=== Input ===

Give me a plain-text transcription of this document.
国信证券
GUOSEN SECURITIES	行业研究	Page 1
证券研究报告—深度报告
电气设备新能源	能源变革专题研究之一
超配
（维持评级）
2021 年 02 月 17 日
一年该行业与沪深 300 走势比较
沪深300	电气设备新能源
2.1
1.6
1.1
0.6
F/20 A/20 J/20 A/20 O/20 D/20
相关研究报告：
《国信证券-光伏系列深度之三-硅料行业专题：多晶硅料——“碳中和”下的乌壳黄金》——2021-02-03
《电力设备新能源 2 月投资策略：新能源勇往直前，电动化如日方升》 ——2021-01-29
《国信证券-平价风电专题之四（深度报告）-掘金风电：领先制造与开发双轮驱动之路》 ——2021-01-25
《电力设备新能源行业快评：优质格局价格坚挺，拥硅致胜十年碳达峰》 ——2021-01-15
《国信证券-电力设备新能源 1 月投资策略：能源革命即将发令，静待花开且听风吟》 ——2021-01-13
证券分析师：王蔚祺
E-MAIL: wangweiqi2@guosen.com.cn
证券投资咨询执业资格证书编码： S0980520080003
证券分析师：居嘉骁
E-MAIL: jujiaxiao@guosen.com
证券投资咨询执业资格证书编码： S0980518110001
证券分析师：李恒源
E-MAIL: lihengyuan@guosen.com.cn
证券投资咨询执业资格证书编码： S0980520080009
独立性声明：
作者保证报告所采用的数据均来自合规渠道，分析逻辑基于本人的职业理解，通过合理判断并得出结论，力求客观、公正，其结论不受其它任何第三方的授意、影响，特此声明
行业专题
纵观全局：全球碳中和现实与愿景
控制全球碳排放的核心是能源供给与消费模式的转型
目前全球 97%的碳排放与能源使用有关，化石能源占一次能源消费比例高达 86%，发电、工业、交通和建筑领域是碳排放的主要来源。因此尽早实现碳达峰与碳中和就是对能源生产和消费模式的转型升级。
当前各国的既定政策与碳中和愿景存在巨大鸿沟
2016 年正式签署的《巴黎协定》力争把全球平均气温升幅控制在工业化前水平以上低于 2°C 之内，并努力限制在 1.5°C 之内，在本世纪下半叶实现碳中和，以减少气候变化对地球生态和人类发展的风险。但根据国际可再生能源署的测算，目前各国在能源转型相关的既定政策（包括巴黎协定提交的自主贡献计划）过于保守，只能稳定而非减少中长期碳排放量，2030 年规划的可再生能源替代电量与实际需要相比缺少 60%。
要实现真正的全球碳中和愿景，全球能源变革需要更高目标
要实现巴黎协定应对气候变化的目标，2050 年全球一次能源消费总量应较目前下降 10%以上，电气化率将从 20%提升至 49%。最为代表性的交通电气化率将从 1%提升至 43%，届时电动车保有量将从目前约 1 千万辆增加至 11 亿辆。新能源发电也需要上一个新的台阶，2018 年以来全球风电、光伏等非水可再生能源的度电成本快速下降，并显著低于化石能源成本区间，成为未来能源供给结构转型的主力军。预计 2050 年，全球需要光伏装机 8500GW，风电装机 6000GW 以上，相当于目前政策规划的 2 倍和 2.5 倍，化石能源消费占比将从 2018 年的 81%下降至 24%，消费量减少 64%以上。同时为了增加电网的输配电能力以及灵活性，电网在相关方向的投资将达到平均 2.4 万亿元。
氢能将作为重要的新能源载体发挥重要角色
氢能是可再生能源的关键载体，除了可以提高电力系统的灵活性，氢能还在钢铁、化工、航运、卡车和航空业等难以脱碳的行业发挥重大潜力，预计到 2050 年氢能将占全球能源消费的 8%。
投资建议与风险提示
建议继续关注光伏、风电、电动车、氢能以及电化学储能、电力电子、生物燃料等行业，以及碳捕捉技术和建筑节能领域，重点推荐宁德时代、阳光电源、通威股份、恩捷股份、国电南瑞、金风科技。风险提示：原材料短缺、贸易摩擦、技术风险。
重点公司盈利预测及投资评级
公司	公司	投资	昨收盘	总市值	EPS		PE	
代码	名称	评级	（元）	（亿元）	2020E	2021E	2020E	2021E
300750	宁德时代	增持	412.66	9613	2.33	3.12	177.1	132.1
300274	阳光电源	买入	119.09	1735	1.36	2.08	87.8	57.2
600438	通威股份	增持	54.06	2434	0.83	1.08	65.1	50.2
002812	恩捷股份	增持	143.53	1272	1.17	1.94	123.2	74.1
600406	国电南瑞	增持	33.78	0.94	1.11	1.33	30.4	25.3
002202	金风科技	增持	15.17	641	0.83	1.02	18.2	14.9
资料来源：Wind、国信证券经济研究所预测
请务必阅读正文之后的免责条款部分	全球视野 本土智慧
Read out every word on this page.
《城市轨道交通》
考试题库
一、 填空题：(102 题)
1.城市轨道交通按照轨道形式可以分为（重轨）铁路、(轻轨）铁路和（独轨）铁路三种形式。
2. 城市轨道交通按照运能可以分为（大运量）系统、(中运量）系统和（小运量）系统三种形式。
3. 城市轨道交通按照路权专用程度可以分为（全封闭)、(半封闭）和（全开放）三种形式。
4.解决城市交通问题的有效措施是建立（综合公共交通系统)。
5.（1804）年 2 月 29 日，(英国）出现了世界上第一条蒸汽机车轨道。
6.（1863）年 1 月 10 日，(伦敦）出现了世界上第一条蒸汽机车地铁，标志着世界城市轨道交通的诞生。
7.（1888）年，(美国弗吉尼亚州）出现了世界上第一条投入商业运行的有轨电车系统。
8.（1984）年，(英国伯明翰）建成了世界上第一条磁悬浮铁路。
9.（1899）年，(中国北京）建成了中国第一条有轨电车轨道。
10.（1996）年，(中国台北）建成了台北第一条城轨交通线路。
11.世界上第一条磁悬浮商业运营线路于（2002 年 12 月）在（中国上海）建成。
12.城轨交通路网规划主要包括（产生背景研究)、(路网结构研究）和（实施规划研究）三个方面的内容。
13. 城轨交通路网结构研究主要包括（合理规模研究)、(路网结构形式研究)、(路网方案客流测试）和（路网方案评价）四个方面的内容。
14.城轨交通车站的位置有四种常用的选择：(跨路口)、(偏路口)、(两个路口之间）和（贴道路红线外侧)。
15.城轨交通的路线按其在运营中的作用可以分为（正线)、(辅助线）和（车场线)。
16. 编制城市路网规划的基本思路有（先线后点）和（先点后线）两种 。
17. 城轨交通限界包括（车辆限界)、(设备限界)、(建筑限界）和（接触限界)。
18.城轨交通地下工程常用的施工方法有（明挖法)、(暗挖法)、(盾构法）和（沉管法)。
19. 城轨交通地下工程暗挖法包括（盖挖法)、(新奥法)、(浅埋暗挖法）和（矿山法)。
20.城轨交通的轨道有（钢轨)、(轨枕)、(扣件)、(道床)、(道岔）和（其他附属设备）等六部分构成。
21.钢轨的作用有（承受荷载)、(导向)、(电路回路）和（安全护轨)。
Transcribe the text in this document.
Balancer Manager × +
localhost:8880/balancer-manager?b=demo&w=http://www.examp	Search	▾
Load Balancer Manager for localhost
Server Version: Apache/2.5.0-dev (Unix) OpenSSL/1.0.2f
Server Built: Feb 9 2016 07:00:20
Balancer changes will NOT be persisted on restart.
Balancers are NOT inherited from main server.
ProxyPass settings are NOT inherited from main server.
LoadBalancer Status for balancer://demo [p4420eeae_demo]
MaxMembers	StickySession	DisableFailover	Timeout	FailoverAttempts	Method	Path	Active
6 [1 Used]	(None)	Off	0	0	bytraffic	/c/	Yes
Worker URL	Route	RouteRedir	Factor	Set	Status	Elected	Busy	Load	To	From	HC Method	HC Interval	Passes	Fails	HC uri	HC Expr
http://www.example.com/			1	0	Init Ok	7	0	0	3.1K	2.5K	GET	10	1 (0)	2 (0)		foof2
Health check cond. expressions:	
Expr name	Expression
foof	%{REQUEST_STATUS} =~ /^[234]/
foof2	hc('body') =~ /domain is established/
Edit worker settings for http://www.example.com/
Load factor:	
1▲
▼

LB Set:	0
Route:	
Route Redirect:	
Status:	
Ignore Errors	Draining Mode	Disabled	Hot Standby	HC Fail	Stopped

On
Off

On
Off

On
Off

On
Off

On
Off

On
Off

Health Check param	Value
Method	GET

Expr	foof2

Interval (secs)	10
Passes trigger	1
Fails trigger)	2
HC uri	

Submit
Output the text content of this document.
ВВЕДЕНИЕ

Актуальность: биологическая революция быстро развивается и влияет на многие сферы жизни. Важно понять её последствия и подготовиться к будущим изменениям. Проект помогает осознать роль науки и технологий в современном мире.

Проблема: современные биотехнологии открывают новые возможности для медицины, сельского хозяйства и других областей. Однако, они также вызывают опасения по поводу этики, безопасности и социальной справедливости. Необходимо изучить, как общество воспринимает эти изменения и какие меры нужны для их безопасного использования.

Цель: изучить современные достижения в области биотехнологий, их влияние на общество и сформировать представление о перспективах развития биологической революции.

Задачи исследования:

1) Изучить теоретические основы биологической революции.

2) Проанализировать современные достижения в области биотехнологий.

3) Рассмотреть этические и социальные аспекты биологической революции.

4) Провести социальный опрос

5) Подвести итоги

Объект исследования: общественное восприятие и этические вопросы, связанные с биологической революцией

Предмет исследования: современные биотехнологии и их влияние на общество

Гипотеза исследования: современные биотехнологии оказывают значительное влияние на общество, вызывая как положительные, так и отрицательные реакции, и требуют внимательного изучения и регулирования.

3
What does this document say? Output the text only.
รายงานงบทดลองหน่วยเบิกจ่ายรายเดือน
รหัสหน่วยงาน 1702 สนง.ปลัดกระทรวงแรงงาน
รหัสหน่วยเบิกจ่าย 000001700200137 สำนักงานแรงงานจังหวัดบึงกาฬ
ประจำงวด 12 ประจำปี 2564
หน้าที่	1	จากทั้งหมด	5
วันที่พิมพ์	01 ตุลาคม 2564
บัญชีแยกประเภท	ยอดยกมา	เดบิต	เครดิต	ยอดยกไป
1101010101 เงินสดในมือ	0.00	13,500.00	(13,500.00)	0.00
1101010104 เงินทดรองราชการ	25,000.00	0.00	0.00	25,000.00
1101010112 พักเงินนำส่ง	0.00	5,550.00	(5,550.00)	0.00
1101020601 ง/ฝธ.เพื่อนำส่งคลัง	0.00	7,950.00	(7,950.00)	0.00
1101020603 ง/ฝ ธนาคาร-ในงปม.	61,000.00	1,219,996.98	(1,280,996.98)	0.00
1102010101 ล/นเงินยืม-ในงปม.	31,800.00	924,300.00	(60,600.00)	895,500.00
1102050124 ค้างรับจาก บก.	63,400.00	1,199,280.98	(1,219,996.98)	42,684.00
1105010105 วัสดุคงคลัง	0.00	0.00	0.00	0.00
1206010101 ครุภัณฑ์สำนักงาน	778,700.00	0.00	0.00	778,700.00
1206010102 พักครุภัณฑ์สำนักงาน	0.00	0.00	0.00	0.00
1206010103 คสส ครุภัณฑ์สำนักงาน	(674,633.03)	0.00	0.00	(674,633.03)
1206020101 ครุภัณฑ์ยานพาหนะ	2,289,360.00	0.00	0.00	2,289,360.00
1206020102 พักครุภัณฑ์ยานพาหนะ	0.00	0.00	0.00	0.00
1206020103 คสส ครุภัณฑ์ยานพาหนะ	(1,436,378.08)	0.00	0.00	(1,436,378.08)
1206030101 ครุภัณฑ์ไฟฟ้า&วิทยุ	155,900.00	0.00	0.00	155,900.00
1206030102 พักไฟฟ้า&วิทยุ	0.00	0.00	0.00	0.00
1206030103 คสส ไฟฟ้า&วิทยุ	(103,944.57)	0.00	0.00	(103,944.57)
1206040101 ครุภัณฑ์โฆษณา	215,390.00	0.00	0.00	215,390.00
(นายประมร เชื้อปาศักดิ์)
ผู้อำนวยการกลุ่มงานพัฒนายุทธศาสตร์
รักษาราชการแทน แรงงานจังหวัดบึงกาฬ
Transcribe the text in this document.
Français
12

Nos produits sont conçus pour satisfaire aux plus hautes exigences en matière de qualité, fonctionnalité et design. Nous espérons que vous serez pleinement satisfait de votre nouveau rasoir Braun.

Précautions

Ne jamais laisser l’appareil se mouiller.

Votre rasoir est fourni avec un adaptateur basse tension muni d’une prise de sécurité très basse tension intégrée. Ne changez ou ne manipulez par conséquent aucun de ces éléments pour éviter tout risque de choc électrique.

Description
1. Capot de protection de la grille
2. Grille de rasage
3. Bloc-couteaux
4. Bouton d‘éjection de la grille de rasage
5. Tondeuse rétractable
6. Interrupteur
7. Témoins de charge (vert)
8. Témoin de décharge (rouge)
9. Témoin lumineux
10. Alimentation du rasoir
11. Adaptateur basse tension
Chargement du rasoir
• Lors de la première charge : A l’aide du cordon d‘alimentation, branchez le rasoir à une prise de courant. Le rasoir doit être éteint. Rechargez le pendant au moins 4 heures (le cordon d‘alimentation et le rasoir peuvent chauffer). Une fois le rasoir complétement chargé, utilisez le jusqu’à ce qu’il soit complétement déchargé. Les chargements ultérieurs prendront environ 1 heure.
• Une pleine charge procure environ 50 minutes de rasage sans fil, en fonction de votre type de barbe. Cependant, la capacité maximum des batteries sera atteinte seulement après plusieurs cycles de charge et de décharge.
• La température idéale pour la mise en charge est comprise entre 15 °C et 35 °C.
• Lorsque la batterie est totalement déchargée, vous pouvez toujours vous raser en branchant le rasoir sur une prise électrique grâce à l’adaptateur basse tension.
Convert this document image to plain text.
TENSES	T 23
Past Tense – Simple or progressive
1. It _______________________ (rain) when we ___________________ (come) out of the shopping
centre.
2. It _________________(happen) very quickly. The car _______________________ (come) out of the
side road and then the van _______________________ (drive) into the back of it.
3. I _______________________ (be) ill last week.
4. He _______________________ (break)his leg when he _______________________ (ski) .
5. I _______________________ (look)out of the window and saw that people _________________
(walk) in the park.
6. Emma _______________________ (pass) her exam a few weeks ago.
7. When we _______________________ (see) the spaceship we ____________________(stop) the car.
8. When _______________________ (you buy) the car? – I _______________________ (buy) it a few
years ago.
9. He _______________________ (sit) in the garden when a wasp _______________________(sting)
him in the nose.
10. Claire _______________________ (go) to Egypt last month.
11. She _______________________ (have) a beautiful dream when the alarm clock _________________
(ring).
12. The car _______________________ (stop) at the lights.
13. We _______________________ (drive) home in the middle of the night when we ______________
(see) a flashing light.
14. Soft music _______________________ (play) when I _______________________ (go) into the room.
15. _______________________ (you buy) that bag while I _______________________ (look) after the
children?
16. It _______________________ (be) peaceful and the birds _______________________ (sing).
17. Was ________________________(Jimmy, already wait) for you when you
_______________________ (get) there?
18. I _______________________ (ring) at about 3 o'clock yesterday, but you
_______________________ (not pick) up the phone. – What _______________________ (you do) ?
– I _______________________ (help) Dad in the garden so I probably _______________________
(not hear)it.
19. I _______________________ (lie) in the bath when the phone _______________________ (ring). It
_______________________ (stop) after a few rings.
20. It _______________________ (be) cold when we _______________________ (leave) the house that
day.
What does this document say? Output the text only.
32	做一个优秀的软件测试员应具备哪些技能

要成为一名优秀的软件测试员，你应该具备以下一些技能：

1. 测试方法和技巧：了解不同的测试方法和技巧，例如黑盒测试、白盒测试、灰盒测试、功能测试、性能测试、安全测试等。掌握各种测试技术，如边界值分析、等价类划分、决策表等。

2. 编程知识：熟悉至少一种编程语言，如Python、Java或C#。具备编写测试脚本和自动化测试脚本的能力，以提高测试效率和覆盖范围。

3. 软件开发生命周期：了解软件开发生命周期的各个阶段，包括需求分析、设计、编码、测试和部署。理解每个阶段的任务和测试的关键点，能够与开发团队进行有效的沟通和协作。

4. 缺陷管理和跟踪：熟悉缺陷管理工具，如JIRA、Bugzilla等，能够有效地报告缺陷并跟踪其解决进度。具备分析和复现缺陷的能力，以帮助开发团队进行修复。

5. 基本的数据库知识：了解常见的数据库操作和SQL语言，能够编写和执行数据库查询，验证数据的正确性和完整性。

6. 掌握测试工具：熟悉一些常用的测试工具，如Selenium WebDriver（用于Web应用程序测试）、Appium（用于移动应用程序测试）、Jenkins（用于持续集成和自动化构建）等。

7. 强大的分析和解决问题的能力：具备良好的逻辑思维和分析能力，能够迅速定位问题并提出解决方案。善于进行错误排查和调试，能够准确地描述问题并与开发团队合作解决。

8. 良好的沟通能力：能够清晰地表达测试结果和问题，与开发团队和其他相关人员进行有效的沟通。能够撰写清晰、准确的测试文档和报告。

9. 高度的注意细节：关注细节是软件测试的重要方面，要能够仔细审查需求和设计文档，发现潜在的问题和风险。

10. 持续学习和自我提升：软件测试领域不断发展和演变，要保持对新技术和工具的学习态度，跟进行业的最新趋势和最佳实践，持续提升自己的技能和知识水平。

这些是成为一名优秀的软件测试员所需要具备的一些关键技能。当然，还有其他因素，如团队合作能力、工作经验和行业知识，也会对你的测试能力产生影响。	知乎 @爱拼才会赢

===

• To be done
Count the lines above in which the word "électrique" appears, then state only that count.

• The response
2